◆ Problem requirements
The records that follow need to be output exactly as they are.

○ ○ ○

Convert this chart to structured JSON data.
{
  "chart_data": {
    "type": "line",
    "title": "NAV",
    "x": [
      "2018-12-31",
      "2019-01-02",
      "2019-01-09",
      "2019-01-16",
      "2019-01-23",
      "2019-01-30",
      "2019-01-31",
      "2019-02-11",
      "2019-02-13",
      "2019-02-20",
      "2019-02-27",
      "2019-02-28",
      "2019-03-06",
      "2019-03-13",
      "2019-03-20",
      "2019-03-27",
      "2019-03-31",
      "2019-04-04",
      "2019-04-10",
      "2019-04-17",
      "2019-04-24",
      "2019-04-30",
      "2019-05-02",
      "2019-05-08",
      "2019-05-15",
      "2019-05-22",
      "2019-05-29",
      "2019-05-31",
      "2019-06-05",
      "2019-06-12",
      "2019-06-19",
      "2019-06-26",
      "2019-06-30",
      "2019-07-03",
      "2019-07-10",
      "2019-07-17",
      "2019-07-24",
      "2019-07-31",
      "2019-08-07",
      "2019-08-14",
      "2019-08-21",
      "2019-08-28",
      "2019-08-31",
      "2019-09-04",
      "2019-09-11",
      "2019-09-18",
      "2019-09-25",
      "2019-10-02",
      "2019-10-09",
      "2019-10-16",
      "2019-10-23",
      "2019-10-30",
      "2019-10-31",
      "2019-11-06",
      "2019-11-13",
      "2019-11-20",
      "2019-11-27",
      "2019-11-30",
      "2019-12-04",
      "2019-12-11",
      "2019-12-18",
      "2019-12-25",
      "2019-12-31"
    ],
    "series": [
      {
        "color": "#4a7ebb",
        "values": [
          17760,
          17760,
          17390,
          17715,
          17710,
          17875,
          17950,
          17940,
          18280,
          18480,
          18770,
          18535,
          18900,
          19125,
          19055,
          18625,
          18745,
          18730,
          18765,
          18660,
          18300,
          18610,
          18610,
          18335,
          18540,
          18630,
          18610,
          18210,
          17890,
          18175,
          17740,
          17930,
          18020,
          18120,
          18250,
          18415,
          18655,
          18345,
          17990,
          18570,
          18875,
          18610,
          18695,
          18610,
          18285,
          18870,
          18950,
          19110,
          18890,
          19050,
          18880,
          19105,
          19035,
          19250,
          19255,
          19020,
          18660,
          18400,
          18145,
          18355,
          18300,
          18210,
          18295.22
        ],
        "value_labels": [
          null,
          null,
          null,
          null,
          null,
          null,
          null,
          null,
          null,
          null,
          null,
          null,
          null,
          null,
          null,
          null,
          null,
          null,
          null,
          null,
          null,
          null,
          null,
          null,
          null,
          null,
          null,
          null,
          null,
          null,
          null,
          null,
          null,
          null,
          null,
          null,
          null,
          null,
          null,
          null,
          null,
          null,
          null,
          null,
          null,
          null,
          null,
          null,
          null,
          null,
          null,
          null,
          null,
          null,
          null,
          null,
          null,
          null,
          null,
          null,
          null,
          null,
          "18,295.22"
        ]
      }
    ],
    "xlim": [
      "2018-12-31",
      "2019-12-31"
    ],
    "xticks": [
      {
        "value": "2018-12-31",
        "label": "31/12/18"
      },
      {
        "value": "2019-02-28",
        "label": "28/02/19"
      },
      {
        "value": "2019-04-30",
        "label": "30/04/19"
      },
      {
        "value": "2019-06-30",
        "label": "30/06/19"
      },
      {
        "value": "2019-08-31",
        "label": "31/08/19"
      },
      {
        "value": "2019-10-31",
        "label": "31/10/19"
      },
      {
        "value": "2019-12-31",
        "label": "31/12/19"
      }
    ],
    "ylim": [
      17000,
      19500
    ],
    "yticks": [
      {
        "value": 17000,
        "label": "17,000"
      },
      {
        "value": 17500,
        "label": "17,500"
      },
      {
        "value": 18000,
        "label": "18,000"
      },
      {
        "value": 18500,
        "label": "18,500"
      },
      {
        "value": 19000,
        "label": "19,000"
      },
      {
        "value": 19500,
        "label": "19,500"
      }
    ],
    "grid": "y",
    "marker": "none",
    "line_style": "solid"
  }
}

○ ○ ○

◆ Solution below
Convert this chart to structured JSON data.
{
  "chart_data": {
    "type": "line",
    "title": "NAV",
    "x": [
      "2018-12-31",
      "2019-01-02",
      "2019-01-09",
      "2019-01-16",
      "2019-01-23",
      "2019-01-30",
      "2019-01-31",
      "2019-02-11",
      "2019-02-13",
      "2019-02-20",
      "2019-02-27",
      "2019-02-28",
      "2019-03-06",
      "2019-03-13",
      "2019-03-20",
      "2019-03-27",
      "2019-03-31",
      "2019-04-04",
      "2019-04-10",
      "2019-04-17",
      "2019-04-24",
      "2019-04-30",
      "2019-05-02",
      "2019-05-08",
      "2019-05-15",
      "2019-05-22",
      "2019-05-29",
      "2019-05-31",
      "2019-06-05",
      "2019-06-12",
      "2019-06-19",
      "2019-06-26",
      "2019-06-30",
      "2019-07-03",
      "2019-07-10",
      "2019-07-17",
      "2019-07-24",
      "2019-07-31",
      "2019-08-07",
      "2019-08-14",
      "2019-08-21",
      "2019-08-28",
      "2019-08-31",
      "2019-09-04",
      "2019-09-11",
      "2019-09-18",
      "2019-09-25",
      "2019-10-02",
      "2019-10-09",
      "2019-10-16",
      "2019-10-23",
      "2019-10-30",
      "2019-10-31",
      "2019-11-06",
      "2019-11-13",
      "2019-11-20",
      "2019-11-27",
      "2019-11-30",
      "2019-12-04",
      "2019-12-11",
      "2019-12-18",
      "2019-12-25",
      "2019-12-31"
    ],
    "series": [
      {
        "color": "#4a7ebb",
        "values": [
          17760,
          17760,
          17390,
          17715,
          17710,
          17875,
          17950,
          17940,
          18280,
          18480,
          18770,
          18535,
          18900,
          19125,
          19055,
          18625,
          18745,
          18730,
          18765,
          18660,
          18300,
          18610,
          18610,
          18335,
          18540,
          18630,
          18610,
          18210,
          17890,
          18175,
          17740,
          17930,
          18020,
          18120,
          18250,
          18415,
          18655,
          18345,
          17990,
          18570,
          18875,
          18610,
          18695,
          18610,
          18285,
          18870,
          18950,
          19110,
          18890,
          19050,
          18880,
          19105,
          19035,
          19250,
          19255,
          19020,
          18660,
          18400,
          18145,
          18355,
          18300,
          18210,
          18295.22
        ],
        "value_labels": [
          null,
          null,
          null,
          null,
          null,
          null,
          null,
          null,
          null,
          null,
          null,
          null,
          null,
          null,
          null,
          null,
          null,
          null,
          null,
          null,
          null,
          null,
          null,
          null,
          null,
          null,
          null,
          null,
          null,
          null,
          null,
          null,
          null,
          null,
          null,
          null,
          null,
          null,
          null,
          null,
          null,
          null,
          null,
          null,
          null,
          null,
          null,
          null,
          null,
          null,
          null,
          null,
          null,
          null,
          null,
          null,
          null,
          null,
          null,
          null,
          null,
          null,
          "18,295.22"
        ]
      }
    ],
    "xlim": [
      "2018-12-31",
      "2019-12-31"
    ],
    "xticks": [
      {
        "value": "2018-12-31",
        "label": "31/12/18"
      },
      {
        "value": "2019-02-28",
        "label": "28/02/19"
      },
      {
        "value": "2019-04-30",
        "label": "30/04/19"
      },
      {
        "value": "2019-06-30",
        "label": "30/06/19"
      },
      {
        "value": "2019-08-31",
        "label": "31/08/19"
      },
      {
        "value": "2019-10-31",
        "label": "31/10/19"
      },
      {
        "value": "2019-12-31",
        "label": "31/12/19"
      }
    ],
    "ylim": [
      17000,
      19500
    ],
    "yticks": [
      {
        "value": 17000,
        "label": "17,000"
      },
      {
        "value": 17500,
        "label": "17,500"
      },
      {
        "value": 18000,
        "label": "18,000"
      },
      {
        "value": 18500,
        "label": "18,500"
      },
      {
        "value": 19000,
        "label": "19,000"
      },
      {
        "value": 19500,
        "label": "19,500"
      }
    ],
    "grid": "y",
    "marker": "none",
    "line_style": "solid"
  }
}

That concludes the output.